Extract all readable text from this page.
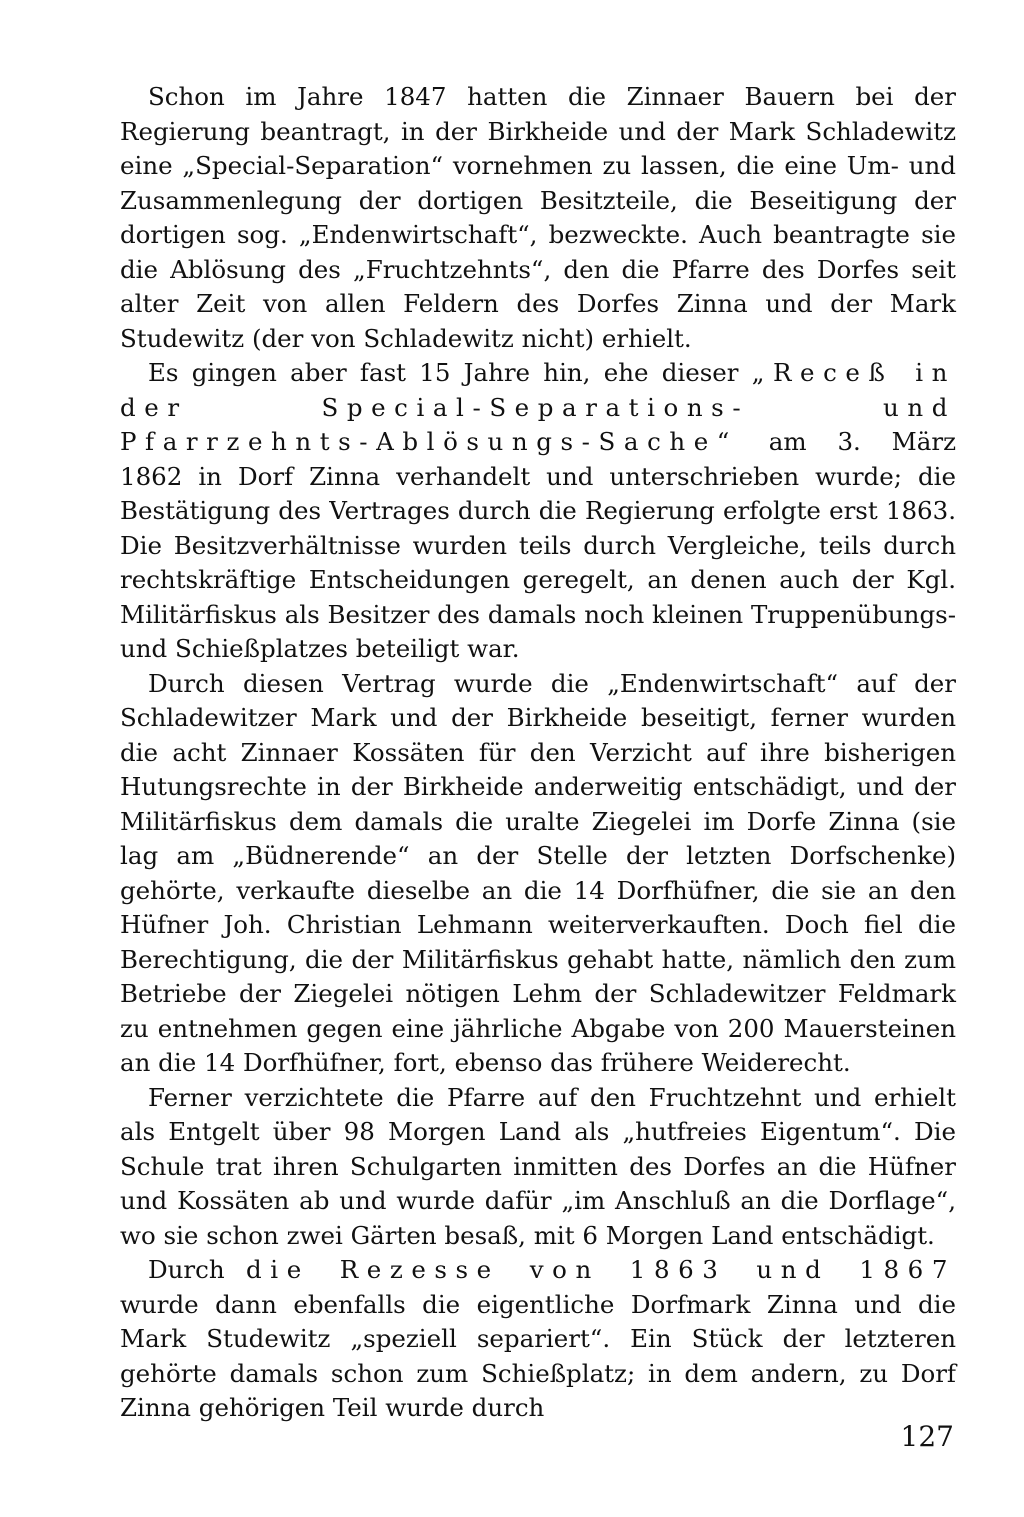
Schon im Jahre 1847 hatten die Zinnaer Bauern bei der Regierung beantragt, in der Birkheide und der Mark Schladewitz eine „Special-Separation“ vornehmen zu lassen, die eine Um- und Zusammenlegung der dortigen Besitzteile, die Beseitigung der dortigen sog. „Endenwirtschaft“, bezweckte. Auch beantragte sie die Ablösung des „Fruchtzehnts“, den die Pfarre des Dorfes seit alter Zeit von allen Feldern des Dorfes Zinna und der Mark Studewitz (der von Schladewitz nicht) erhielt.

Es gingen aber fast 15 Jahre hin, ehe dieser „Receß in der Special-Separations- und Pfarrzehnts-Ablösungs-Sache“ am 3. März 1862 in Dorf Zinna verhandelt und unterschrieben wurde; die Bestätigung des Vertrages durch die Regierung erfolgte erst 1863. Die Besitzverhältnisse wurden teils durch Vergleiche, teils durch rechtskräftige Entscheidungen geregelt, an denen auch der Kgl. Militärfiskus als Besitzer des damals noch kleinen Truppenübungs- und Schießplatzes beteiligt war.

Durch diesen Vertrag wurde die „Endenwirtschaft“ auf der Schladewitzer Mark und der Birkheide beseitigt, ferner wurden die acht Zinnaer Kossäten für den Verzicht auf ihre bisherigen Hutungsrechte in der Birkheide anderweitig entschädigt, und der Militärfiskus dem damals die uralte Ziegelei im Dorfe Zinna (sie lag am „Büdnerende“ an der Stelle der letzten Dorfschenke) gehörte, verkaufte dieselbe an die 14 Dorfhüfner, die sie an den Hüfner Joh. Christian Lehmann weiterverkauften. Doch fiel die Berechtigung, die der Militärfiskus gehabt hatte, nämlich den zum Betriebe der Ziegelei nötigen Lehm der Schladewitzer Feldmark zu entnehmen gegen eine jährliche Abgabe von 200 Mauersteinen an die 14 Dorfhüfner, fort, ebenso das frühere Weiderecht.

Ferner verzichtete die Pfarre auf den Fruchtzehnt und erhielt als Entgelt über 98 Morgen Land als „hutfreies Eigentum“. Die Schule trat ihren Schulgarten inmitten des Dorfes an die Hüfner und Kossäten ab und wurde dafür „im Anschluß an die Dorflage“, wo sie schon zwei Gärten besaß, mit 6 Morgen Land entschädigt.

Durch die Rezesse von 1863 und 1867 wurde dann ebenfalls die eigentliche Dorfmark Zinna und die Mark Studewitz „speziell separiert“. Ein Stück der letzteren gehörte damals schon zum Schießplatz; in dem andern, zu Dorf Zinna gehörigen Teil wurde durch

127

» Task directions:
Give an exact reproduction of every line, leaving out any picture.

» Completed task:
Extract all readable text from this page.
Schon im Jahre 1847 hatten die Zinnaer Bauern bei der Regierung beantragt, in der Birkheide und der Mark Schladewitz eine „Special-Separation“ vornehmen zu lassen, die eine Um- und Zusammenlegung der dortigen Besitzteile, die Beseitigung der dortigen sog. „Endenwirtschaft“, bezweckte. Auch beantragte sie die Ablösung des „Fruchtzehnts“, den die Pfarre des Dorfes seit alter Zeit von allen Feldern des Dorfes Zinna und der Mark Studewitz (der von Schladewitz nicht) erhielt.

Es gingen aber fast 15 Jahre hin, ehe dieser „Receß in der Special-Separations- und Pfarrzehnts-Ablösungs-Sache“ am 3. März 1862 in Dorf Zinna verhandelt und unterschrieben wurde; die Bestätigung des Vertrages durch die Regierung erfolgte erst 1863. Die Besitzverhältnisse wurden teils durch Vergleiche, teils durch rechtskräftige Entscheidungen geregelt, an denen auch der Kgl. Militärfiskus als Besitzer des damals noch kleinen Truppenübungs- und Schießplatzes beteiligt war.

Durch diesen Vertrag wurde die „Endenwirtschaft“ auf der Schladewitzer Mark und der Birkheide beseitigt, ferner wurden die acht Zinnaer Kossäten für den Verzicht auf ihre bisherigen Hutungsrechte in der Birkheide anderweitig entschädigt, und der Militärfiskus dem damals die uralte Ziegelei im Dorfe Zinna (sie lag am „Büdnerende“ an der Stelle der letzten Dorfschenke) gehörte, verkaufte dieselbe an die 14 Dorfhüfner, die sie an den Hüfner Joh. Christian Lehmann weiterverkauften. Doch fiel die Berechtigung, die der Militärfiskus gehabt hatte, nämlich den zum Betriebe der Ziegelei nötigen Lehm der Schladewitzer Feldmark zu entnehmen gegen eine jährliche Abgabe von 200 Mauersteinen an die 14 Dorfhüfner, fort, ebenso das frühere Weiderecht.

Ferner verzichtete die Pfarre auf den Fruchtzehnt und erhielt als Entgelt über 98 Morgen Land als „hutfreies Eigentum“. Die Schule trat ihren Schulgarten inmitten des Dorfes an die Hüfner und Kossäten ab und wurde dafür „im Anschluß an die Dorflage“, wo sie schon zwei Gärten besaß, mit 6 Morgen Land entschädigt.

Durch die Rezesse von 1863 und 1867 wurde dann ebenfalls die eigentliche Dorfmark Zinna und die Mark Studewitz „speziell separiert“. Ein Stück der letzteren gehörte damals schon zum Schießplatz; in dem andern, zu Dorf Zinna gehörigen Teil wurde durch

127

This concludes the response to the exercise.